> _Dataset records_:
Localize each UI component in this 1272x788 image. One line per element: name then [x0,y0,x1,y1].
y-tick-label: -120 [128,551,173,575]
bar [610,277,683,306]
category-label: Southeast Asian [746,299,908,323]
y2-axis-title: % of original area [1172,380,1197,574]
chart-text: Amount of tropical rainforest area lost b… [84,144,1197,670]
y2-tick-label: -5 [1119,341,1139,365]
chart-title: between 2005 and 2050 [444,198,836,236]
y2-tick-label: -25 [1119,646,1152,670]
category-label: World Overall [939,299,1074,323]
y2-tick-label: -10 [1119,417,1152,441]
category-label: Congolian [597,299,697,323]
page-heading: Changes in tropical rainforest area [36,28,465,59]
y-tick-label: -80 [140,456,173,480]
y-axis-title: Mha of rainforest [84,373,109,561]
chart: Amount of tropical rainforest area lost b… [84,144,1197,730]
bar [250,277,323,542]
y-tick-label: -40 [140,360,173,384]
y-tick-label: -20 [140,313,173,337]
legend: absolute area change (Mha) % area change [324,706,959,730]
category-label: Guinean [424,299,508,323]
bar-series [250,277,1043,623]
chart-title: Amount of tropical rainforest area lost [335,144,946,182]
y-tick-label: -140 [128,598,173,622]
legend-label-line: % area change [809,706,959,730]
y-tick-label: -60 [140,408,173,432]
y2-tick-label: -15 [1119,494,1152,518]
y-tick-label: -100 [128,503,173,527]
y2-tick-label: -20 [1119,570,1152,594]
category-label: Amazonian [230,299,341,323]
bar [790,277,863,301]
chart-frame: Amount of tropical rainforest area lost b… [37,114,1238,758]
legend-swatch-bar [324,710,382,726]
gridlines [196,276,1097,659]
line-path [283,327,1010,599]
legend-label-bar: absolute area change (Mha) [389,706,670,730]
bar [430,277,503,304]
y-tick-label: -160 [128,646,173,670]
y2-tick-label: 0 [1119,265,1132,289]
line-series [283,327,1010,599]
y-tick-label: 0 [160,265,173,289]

> _Short exercise_: Put every one of the entries above into a numbered list, one line per item, and drop any blank lines.

> _Exercise output_:
1. Localize each UI component in this 1272x788 image. One line per element: name then [x0,y0,x1,y1].
2. y-tick-label: -120 [128,551,173,575]
3. bar [610,277,683,306]
4. category-label: Southeast Asian [746,299,908,323]
5. y2-axis-title: % of original area [1172,380,1197,574]
6. chart-text: Amount of tropical rainforest area lost b… [84,144,1197,670]
7. y2-tick-label: -5 [1119,341,1139,365]
8. chart-title: between 2005 and 2050 [444,198,836,236]
9. y2-tick-label: -25 [1119,646,1152,670]
10. category-label: World Overall [939,299,1074,323]
11. y2-tick-label: -10 [1119,417,1152,441]
12. category-label: Congolian [597,299,697,323]
13. page-heading: Changes in tropical rainforest area [36,28,465,59]
14. y-tick-label: -80 [140,456,173,480]
15. y-axis-title: Mha of rainforest [84,373,109,561]
16. chart: Amount of tropical rainforest area lost b… [84,144,1197,730]
17. bar [250,277,323,542]
18. y-tick-label: -40 [140,360,173,384]
19. y-tick-label: -20 [140,313,173,337]
20. legend: absolute area change (Mha) % area change [324,706,959,730]
21. category-label: Guinean [424,299,508,323]
22. bar-series [250,277,1043,623]
23. chart-title: Amount of tropical rainforest area lost [335,144,946,182]
24. y-tick-label: -140 [128,598,173,622]
25. legend-label-line: % area change [809,706,959,730]
26. y-tick-label: -60 [140,408,173,432]
27. y2-tick-label: -15 [1119,494,1152,518]
28. y-tick-label: -100 [128,503,173,527]
29. y2-tick-label: -20 [1119,570,1152,594]
30. category-label: Amazonian [230,299,341,323]
31. bar [790,277,863,301]
32. chart-frame: Amount of tropical rainforest area lost b… [37,114,1238,758]
33. legend-swatch-bar [324,710,382,726]
34. gridlines [196,276,1097,659]
35. line-path [283,327,1010,599]
36. legend-label-bar: absolute area change (Mha) [389,706,670,730]
37. bar [430,277,503,304]
38. y-tick-label: -160 [128,646,173,670]
39. y2-tick-label: 0 [1119,265,1132,289]
40. line-series [283,327,1010,599]
41. y-tick-label: 0 [160,265,173,289]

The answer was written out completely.